(Stored data)

=====

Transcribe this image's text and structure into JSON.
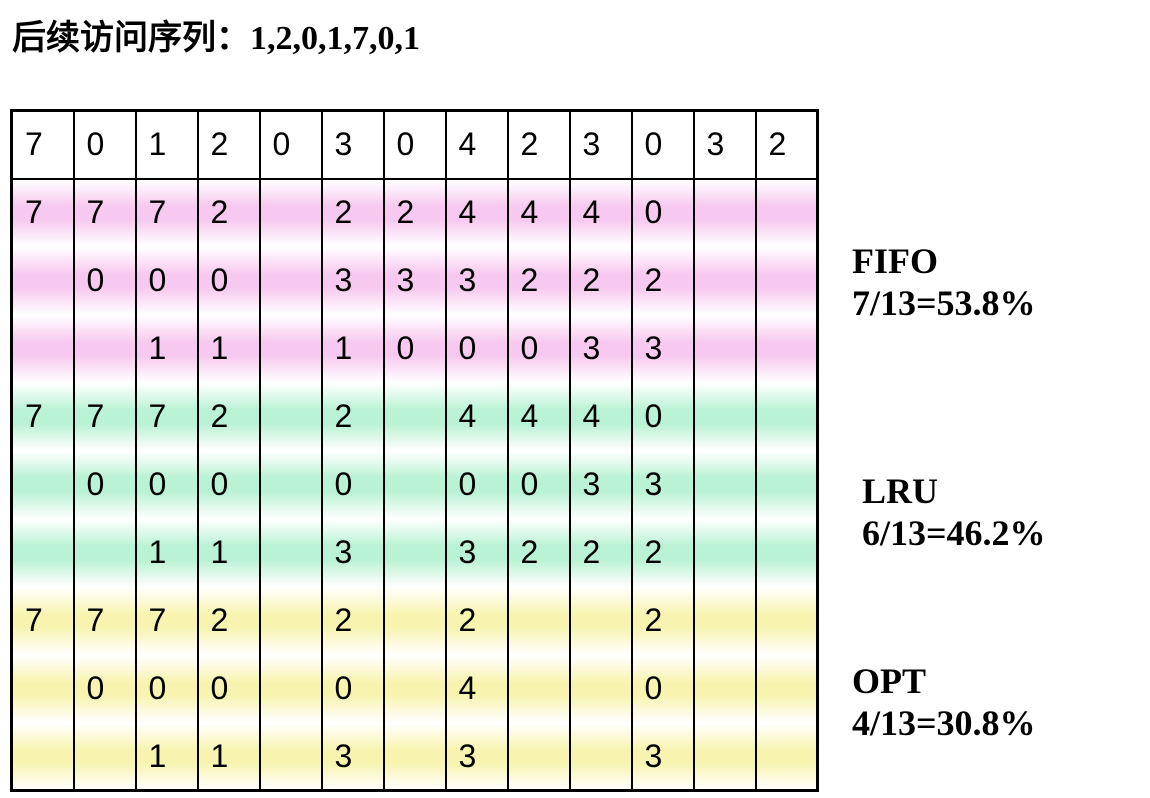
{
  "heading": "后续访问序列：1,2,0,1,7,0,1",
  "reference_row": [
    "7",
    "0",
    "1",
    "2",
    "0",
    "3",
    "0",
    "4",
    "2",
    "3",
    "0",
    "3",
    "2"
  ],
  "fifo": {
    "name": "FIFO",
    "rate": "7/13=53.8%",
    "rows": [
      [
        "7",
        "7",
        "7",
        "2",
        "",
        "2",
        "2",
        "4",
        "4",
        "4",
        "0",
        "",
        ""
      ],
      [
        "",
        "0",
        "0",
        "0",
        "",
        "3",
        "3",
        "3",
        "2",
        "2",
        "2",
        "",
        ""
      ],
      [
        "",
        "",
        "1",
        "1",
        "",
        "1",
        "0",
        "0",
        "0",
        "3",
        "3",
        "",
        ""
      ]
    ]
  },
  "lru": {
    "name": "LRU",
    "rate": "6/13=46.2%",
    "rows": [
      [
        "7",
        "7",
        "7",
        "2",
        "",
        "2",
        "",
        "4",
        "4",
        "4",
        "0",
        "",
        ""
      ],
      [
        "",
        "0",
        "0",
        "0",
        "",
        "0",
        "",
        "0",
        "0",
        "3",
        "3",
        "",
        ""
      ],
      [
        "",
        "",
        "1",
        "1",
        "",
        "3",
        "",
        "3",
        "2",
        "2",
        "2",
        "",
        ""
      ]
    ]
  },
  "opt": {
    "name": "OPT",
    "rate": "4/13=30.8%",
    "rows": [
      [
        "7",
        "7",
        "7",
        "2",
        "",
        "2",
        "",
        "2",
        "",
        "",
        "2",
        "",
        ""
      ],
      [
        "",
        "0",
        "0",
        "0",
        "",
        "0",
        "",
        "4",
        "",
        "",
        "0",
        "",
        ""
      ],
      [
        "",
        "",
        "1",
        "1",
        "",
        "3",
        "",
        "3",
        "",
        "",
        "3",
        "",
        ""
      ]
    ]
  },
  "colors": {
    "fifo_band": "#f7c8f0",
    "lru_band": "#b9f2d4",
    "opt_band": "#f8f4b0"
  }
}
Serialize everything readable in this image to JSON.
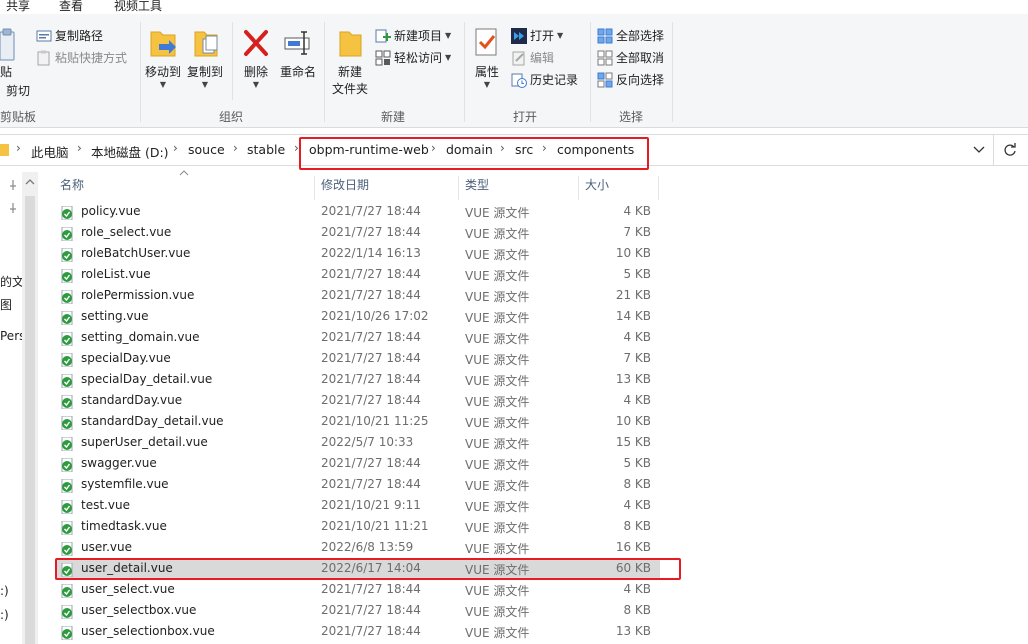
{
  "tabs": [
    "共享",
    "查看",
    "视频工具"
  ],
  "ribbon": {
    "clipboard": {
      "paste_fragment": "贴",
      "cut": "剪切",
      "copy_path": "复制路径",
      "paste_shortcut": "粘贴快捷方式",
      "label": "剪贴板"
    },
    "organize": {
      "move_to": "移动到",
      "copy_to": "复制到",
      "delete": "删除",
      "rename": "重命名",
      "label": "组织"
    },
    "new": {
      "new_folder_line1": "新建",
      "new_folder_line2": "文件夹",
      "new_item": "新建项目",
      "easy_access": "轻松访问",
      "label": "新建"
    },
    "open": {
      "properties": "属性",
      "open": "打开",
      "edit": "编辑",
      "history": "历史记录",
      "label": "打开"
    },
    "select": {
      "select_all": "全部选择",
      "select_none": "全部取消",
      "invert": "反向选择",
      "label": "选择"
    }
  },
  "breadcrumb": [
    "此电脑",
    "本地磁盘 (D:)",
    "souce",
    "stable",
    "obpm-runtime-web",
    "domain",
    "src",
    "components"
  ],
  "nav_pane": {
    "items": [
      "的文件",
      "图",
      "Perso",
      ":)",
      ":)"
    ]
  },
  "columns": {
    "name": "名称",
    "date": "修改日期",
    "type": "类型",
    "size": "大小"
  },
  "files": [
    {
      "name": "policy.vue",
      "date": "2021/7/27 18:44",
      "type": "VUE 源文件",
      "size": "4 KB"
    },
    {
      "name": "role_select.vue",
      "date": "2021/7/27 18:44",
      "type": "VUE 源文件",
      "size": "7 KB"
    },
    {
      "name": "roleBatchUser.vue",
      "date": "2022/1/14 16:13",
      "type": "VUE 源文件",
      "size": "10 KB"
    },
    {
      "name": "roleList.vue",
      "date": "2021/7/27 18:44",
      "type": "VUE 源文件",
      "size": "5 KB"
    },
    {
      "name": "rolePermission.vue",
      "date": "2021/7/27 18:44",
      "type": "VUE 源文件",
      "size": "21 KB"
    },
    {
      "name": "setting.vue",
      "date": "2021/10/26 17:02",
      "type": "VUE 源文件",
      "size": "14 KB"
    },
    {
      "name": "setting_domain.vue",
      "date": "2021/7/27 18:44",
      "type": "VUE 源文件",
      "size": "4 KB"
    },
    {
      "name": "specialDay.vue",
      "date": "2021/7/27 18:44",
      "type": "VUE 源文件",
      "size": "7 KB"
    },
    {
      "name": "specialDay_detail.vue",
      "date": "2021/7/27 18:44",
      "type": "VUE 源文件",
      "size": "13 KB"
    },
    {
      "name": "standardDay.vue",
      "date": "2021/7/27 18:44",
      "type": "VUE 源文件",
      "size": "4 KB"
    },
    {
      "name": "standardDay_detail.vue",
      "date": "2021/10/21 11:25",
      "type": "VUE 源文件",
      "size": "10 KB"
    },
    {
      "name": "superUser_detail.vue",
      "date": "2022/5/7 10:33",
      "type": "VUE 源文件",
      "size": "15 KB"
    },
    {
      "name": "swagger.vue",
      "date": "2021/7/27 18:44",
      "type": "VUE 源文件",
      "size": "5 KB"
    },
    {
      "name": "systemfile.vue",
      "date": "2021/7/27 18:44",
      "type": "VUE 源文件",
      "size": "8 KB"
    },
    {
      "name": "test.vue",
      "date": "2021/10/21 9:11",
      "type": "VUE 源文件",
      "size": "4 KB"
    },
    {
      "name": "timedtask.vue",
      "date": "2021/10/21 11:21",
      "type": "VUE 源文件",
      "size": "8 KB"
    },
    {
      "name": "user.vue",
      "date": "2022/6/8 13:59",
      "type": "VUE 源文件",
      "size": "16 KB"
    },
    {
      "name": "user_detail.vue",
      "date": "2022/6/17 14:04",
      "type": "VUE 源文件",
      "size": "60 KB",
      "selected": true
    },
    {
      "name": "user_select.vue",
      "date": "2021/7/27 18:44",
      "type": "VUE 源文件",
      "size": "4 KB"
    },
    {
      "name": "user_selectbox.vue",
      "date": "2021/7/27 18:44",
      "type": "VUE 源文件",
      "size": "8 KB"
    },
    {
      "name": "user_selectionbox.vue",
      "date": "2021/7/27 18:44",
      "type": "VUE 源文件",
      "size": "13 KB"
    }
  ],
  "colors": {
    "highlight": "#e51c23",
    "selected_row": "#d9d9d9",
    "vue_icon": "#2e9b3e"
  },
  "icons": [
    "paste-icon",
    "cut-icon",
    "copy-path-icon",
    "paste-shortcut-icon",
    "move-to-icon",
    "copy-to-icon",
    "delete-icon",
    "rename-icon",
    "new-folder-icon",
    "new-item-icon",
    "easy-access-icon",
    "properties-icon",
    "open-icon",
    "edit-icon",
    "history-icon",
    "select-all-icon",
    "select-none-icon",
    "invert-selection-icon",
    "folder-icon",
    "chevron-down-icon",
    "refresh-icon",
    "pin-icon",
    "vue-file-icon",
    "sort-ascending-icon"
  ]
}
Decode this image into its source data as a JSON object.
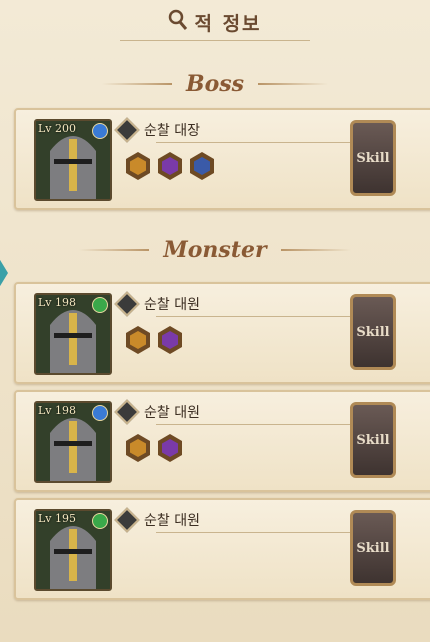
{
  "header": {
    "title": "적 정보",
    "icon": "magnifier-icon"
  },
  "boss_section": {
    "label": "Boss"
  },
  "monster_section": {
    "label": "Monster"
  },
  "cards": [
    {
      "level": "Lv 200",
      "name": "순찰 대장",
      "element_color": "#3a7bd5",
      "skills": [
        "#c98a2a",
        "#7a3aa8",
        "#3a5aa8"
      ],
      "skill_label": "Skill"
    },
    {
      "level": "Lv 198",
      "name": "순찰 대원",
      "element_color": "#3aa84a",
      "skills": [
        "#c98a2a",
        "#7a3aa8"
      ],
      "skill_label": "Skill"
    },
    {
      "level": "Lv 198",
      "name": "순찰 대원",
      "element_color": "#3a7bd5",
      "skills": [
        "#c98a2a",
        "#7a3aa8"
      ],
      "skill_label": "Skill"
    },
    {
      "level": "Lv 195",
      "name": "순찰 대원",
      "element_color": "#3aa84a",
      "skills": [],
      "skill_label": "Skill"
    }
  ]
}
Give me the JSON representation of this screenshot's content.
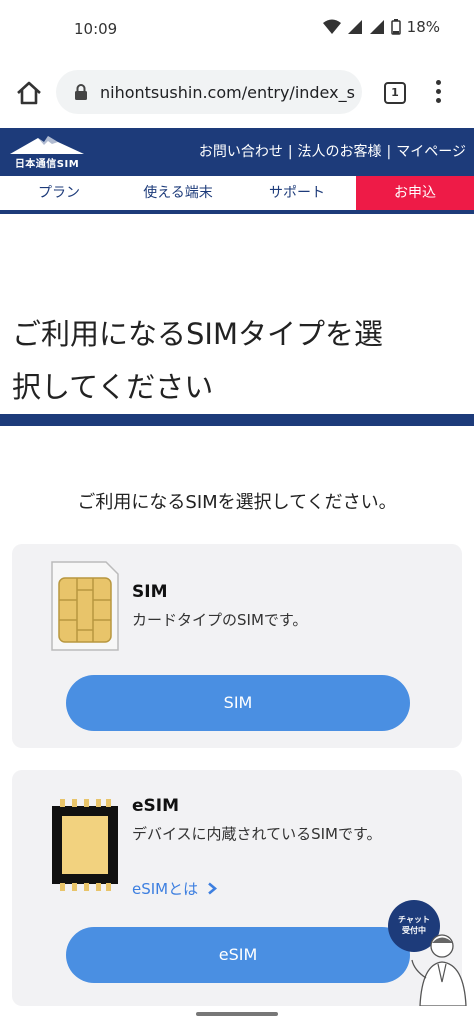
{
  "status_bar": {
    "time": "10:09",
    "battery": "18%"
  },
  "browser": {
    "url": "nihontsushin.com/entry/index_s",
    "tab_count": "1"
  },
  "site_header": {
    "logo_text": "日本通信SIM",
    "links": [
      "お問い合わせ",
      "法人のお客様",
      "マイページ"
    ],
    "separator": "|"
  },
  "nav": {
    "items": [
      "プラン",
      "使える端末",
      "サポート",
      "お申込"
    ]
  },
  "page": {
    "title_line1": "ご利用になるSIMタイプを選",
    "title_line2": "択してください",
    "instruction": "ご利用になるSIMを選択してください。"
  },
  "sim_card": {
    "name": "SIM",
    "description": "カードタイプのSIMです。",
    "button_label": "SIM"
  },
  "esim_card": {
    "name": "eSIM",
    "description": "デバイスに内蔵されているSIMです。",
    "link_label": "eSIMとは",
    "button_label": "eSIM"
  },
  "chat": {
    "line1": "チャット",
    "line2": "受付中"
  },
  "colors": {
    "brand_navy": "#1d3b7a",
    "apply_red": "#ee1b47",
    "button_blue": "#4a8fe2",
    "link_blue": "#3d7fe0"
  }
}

=====

What do the lines above say from the line containing "Give me the" through the last line? Quote them exactly, both ends included, and leave out the pictures.

Give me the JSON representation of this screenshot's content.
{
  "status_bar": {
    "time": "10:09",
    "battery": "18%"
  },
  "browser": {
    "url": "nihontsushin.com/entry/index_s",
    "tab_count": "1"
  },
  "site_header": {
    "logo_text": "日本通信SIM",
    "links": [
      "お問い合わせ",
      "法人のお客様",
      "マイページ"
    ],
    "separator": "|"
  },
  "nav": {
    "items": [
      "プラン",
      "使える端末",
      "サポート",
      "お申込"
    ]
  },
  "page": {
    "title_line1": "ご利用になるSIMタイプを選",
    "title_line2": "択してください",
    "instruction": "ご利用になるSIMを選択してください。"
  },
  "sim_card": {
    "name": "SIM",
    "description": "カードタイプのSIMです。",
    "button_label": "SIM"
  },
  "esim_card": {
    "name": "eSIM",
    "description": "デバイスに内蔵されているSIMです。",
    "link_label": "eSIMとは",
    "button_label": "eSIM"
  },
  "chat": {
    "line1": "チャット",
    "line2": "受付中"
  },
  "colors": {
    "brand_navy": "#1d3b7a",
    "apply_red": "#ee1b47",
    "button_blue": "#4a8fe2",
    "link_blue": "#3d7fe0"
  }
}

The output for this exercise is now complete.